▸ **Stated problem**:
Identify the lines in the data below that contain "page" and give only how many there are.

▸ **Data listing**:
--
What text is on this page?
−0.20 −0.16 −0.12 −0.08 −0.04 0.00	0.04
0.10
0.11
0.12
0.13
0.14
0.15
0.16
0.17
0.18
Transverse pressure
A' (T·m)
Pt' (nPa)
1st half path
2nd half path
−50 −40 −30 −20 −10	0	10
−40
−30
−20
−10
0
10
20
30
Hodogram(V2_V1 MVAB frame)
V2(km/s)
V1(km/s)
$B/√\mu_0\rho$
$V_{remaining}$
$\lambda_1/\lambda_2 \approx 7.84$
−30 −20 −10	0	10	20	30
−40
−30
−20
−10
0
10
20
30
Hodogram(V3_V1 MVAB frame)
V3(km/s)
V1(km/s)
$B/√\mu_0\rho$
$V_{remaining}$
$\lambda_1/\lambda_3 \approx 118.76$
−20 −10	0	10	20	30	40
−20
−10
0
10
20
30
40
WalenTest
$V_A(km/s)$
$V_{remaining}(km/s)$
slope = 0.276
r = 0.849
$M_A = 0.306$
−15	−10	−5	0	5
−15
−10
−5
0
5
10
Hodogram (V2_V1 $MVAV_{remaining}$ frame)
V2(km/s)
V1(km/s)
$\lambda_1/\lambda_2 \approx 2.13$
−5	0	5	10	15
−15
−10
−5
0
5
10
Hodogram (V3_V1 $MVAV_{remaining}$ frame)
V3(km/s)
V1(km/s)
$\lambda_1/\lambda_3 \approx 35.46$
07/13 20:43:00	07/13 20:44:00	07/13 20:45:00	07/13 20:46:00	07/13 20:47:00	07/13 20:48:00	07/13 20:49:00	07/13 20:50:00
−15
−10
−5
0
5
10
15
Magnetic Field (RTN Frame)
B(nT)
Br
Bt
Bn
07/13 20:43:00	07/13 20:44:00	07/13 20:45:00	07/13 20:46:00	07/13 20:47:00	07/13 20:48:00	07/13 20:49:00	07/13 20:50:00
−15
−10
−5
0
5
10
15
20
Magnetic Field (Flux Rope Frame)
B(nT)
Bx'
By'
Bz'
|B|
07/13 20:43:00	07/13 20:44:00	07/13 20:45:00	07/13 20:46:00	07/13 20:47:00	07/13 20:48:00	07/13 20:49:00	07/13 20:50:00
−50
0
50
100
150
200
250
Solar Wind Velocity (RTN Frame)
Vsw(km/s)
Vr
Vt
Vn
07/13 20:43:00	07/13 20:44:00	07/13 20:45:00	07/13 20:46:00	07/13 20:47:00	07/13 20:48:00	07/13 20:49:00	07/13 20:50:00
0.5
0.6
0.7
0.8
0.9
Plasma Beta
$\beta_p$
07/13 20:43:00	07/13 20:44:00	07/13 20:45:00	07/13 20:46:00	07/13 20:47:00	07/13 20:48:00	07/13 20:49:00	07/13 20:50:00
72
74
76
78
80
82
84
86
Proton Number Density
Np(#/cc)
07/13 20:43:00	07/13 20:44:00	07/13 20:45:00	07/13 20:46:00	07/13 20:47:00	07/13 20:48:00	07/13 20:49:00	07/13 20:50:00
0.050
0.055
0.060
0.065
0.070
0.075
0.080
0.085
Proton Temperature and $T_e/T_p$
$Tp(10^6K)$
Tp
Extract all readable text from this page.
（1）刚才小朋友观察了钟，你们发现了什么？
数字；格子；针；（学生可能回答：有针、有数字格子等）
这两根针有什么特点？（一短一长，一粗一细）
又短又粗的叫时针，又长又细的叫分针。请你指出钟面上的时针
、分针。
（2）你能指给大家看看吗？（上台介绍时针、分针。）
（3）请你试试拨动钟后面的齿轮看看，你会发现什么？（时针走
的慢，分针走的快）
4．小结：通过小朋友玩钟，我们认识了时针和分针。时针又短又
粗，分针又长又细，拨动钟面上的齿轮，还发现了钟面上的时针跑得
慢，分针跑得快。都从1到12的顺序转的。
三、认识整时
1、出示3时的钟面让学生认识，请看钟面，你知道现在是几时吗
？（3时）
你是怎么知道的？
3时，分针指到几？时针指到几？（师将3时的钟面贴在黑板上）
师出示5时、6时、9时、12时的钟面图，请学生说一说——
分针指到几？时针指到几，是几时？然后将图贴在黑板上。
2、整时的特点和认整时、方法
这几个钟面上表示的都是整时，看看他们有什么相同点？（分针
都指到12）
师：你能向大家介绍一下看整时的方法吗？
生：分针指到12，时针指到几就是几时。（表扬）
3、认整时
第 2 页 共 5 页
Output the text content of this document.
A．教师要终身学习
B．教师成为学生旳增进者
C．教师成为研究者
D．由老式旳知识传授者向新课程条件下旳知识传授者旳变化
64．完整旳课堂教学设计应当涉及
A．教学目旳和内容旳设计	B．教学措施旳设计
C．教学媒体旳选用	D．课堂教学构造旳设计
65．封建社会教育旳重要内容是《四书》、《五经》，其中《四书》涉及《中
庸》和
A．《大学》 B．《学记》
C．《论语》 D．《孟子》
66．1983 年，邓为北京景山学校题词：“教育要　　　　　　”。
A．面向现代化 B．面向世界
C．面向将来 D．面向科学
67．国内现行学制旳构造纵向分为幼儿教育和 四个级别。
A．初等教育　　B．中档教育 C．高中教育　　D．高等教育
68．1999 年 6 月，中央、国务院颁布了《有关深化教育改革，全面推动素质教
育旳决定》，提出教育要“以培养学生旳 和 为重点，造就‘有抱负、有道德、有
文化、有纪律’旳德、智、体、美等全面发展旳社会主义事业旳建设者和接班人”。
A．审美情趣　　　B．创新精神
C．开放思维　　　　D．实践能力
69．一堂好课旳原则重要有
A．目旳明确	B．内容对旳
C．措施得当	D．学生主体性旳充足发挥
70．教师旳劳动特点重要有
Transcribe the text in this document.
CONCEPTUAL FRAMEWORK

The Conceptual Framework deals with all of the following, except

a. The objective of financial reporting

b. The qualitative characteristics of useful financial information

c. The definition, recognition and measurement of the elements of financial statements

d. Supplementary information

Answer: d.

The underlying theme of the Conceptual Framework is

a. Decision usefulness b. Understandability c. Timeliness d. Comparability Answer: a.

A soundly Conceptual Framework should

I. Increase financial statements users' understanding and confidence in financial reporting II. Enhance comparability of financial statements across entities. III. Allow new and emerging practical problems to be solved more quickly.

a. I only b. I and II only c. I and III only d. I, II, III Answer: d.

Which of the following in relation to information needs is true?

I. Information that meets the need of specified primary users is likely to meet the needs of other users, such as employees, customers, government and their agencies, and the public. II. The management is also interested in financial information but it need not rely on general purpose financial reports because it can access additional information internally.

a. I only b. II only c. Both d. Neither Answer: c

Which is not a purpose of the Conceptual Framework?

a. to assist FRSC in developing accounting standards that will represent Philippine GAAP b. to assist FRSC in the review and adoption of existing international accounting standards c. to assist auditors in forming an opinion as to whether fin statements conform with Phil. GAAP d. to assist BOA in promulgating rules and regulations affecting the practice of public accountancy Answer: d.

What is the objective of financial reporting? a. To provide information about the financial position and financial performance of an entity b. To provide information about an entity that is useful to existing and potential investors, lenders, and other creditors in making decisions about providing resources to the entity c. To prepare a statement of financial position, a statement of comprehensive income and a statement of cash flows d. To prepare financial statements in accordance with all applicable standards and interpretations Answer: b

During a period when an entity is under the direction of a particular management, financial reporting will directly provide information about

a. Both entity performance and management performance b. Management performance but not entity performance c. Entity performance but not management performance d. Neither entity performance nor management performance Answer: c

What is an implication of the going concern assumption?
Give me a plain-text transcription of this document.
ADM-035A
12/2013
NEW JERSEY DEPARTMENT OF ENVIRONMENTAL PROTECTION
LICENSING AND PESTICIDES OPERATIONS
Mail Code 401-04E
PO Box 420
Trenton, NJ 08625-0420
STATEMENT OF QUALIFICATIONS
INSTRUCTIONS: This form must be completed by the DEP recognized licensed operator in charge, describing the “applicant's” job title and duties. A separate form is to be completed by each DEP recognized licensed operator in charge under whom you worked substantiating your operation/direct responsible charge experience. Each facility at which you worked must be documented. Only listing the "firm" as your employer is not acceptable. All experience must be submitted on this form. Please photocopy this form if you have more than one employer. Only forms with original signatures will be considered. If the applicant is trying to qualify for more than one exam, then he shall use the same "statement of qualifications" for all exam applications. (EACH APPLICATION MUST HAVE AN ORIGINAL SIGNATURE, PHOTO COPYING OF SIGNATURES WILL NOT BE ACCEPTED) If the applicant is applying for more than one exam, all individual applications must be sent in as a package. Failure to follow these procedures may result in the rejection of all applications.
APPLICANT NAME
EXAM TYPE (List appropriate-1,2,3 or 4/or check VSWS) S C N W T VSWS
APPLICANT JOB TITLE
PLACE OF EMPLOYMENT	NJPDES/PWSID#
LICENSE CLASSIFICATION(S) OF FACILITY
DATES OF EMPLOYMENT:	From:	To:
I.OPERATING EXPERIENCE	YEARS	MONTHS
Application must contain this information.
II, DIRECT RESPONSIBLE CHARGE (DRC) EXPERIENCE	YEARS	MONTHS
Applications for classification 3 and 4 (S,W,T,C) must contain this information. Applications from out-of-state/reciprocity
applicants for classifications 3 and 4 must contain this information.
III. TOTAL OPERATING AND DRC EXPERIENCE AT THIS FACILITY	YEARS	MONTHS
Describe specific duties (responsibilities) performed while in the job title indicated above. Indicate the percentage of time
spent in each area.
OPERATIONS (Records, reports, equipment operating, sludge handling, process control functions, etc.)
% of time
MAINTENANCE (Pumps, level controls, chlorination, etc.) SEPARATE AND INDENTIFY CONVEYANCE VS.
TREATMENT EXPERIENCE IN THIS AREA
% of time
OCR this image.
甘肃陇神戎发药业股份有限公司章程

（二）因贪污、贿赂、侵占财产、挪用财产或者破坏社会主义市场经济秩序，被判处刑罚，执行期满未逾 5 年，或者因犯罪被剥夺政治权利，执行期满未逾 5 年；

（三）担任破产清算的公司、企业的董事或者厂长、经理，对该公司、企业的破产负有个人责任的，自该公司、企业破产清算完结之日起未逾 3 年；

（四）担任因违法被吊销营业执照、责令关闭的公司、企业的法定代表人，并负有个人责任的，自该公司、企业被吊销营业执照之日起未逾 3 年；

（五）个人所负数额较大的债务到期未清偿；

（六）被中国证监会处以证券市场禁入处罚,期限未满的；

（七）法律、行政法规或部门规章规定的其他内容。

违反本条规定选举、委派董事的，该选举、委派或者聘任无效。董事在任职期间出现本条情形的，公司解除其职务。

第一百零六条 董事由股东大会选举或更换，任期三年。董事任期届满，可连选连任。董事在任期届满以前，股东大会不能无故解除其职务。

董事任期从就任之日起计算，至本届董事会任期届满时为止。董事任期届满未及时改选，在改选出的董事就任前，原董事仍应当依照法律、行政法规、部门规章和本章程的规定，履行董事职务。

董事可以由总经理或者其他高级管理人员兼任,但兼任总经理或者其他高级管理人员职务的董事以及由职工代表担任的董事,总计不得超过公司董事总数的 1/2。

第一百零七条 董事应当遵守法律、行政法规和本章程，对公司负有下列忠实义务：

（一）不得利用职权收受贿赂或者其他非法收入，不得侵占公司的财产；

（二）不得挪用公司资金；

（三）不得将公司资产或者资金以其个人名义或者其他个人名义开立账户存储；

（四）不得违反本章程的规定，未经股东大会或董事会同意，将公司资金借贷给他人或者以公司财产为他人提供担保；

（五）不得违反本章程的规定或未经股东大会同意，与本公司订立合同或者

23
--
▸ **Output**:
2